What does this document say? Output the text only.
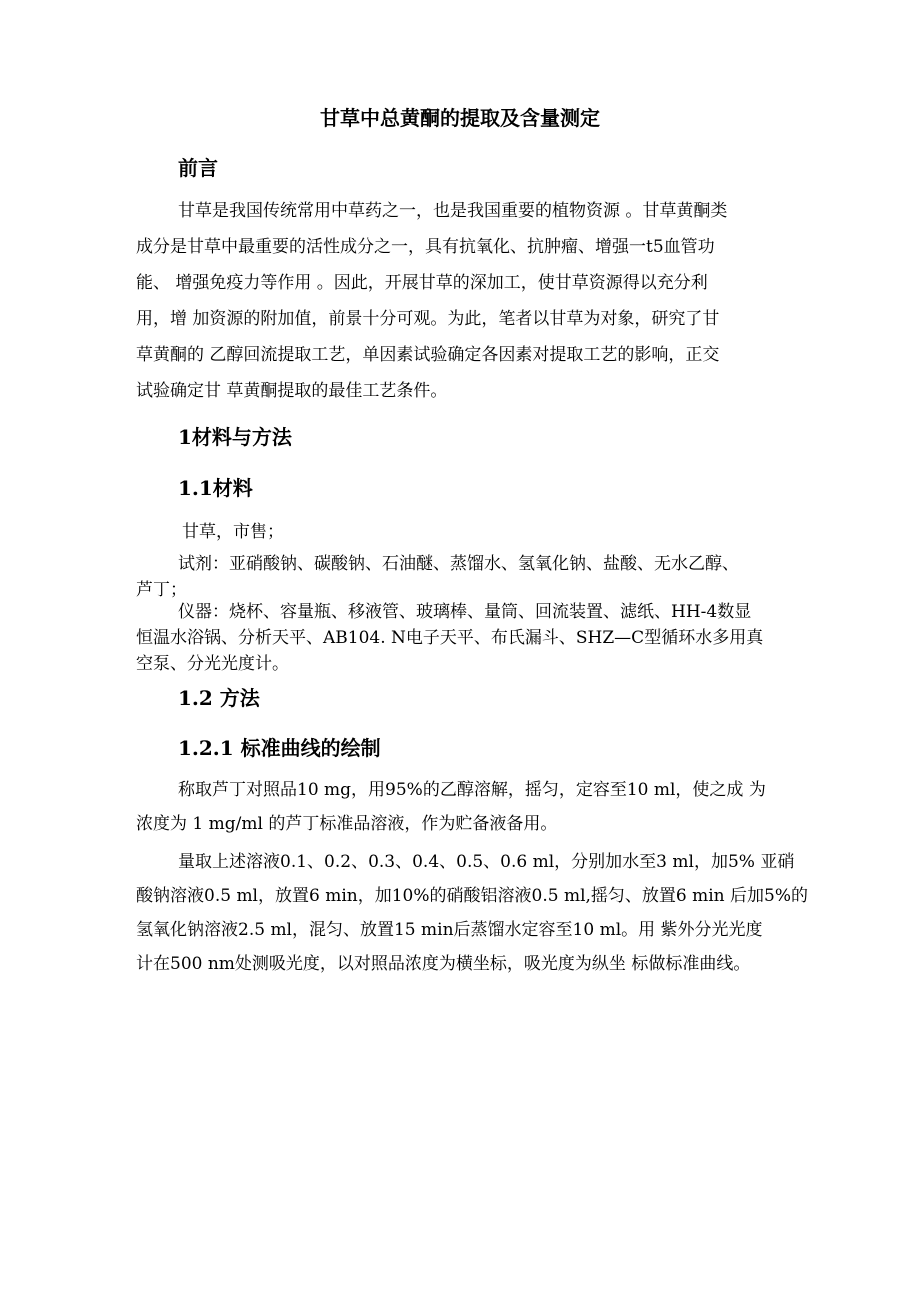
甘草中总黄酮的提取及含量测定
前言
甘草是我国传统常用中草药之一，也是我国重要的植物资源 。甘草黄酮类
成分是甘草中最重要的活性成分之一，具有抗氧化、抗肿瘤、增强一t5血管功
能、 增强免疫力等作用 。因此，开展甘草的深加工，使甘草资源得以充分利
用，增 加资源的附加值，前景十分可观。为此，笔者以甘草为对象，研究了甘
草黄酮的 乙醇回流提取工艺，单因素试验确定各因素对提取工艺的影响，正交
试验确定甘 草黄酮提取的最佳工艺条件。
1材料与方法
1.1材料
甘草，市售；
试剂：亚硝酸钠、碳酸钠、石油醚、蒸馏水、氢氧化钠、盐酸、无水乙醇、
芦丁；
仪器：烧杯、容量瓶、移液管、玻璃棒、量筒、回流装置、滤纸、HH-4数显
恒温水浴锅、分析天平、AB104. N电子天平、布氏漏斗、SHZ—C型循环水多用真
空泵、分光光度计。
1.2 方法
1.2.1 标准曲线的绘制
称取芦丁对照品10 mg，用95%的乙醇溶解，摇匀，定容至10 ml，使之成 为
浓度为 1 mg/ml 的芦丁标准品溶液，作为贮备液备用。
量取上述溶液0.1、0.2、0.3、0.4、0.5、0.6 ml，分别加水至3 ml，加5% 亚硝
酸钠溶液0.5 ml，放置6 min，加10%的硝酸铝溶液0.5 ml,摇匀、放置6 min 后加5%的
氢氧化钠溶液2.5 ml，混匀、放置15 min后蒸馏水定容至10 ml。用 紫外分光光度
计在500 nm处测吸光度，以对照品浓度为横坐标，吸光度为纵坐 标做标准曲线。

◇ ◇ ◇ ◇ ◇

Your task is to retype all the entries exactly and leave out any pictures.

What does this document say? Output the text only.
甘草中总黄酮的提取及含量测定
前言
甘草是我国传统常用中草药之一，也是我国重要的植物资源 。甘草黄酮类
成分是甘草中最重要的活性成分之一，具有抗氧化、抗肿瘤、增强一t5血管功
能、 增强免疫力等作用 。因此，开展甘草的深加工，使甘草资源得以充分利
用，增 加资源的附加值，前景十分可观。为此，笔者以甘草为对象，研究了甘
草黄酮的 乙醇回流提取工艺，单因素试验确定各因素对提取工艺的影响，正交
试验确定甘 草黄酮提取的最佳工艺条件。
1材料与方法
1.1材料
甘草，市售；
试剂：亚硝酸钠、碳酸钠、石油醚、蒸馏水、氢氧化钠、盐酸、无水乙醇、
芦丁；
仪器：烧杯、容量瓶、移液管、玻璃棒、量筒、回流装置、滤纸、HH-4数显
恒温水浴锅、分析天平、AB104. N电子天平、布氏漏斗、SHZ—C型循环水多用真
空泵、分光光度计。
1.2 方法
1.2.1 标准曲线的绘制
称取芦丁对照品10 mg，用95%的乙醇溶解，摇匀，定容至10 ml，使之成 为
浓度为 1 mg/ml 的芦丁标准品溶液，作为贮备液备用。
量取上述溶液0.1、0.2、0.3、0.4、0.5、0.6 ml，分别加水至3 ml，加5% 亚硝
酸钠溶液0.5 ml，放置6 min，加10%的硝酸铝溶液0.5 ml,摇匀、放置6 min 后加5%的
氢氧化钠溶液2.5 ml，混匀、放置15 min后蒸馏水定容至10 ml。用 紫外分光光度
计在500 nm处测吸光度，以对照品浓度为横坐标，吸光度为纵坐 标做标准曲线。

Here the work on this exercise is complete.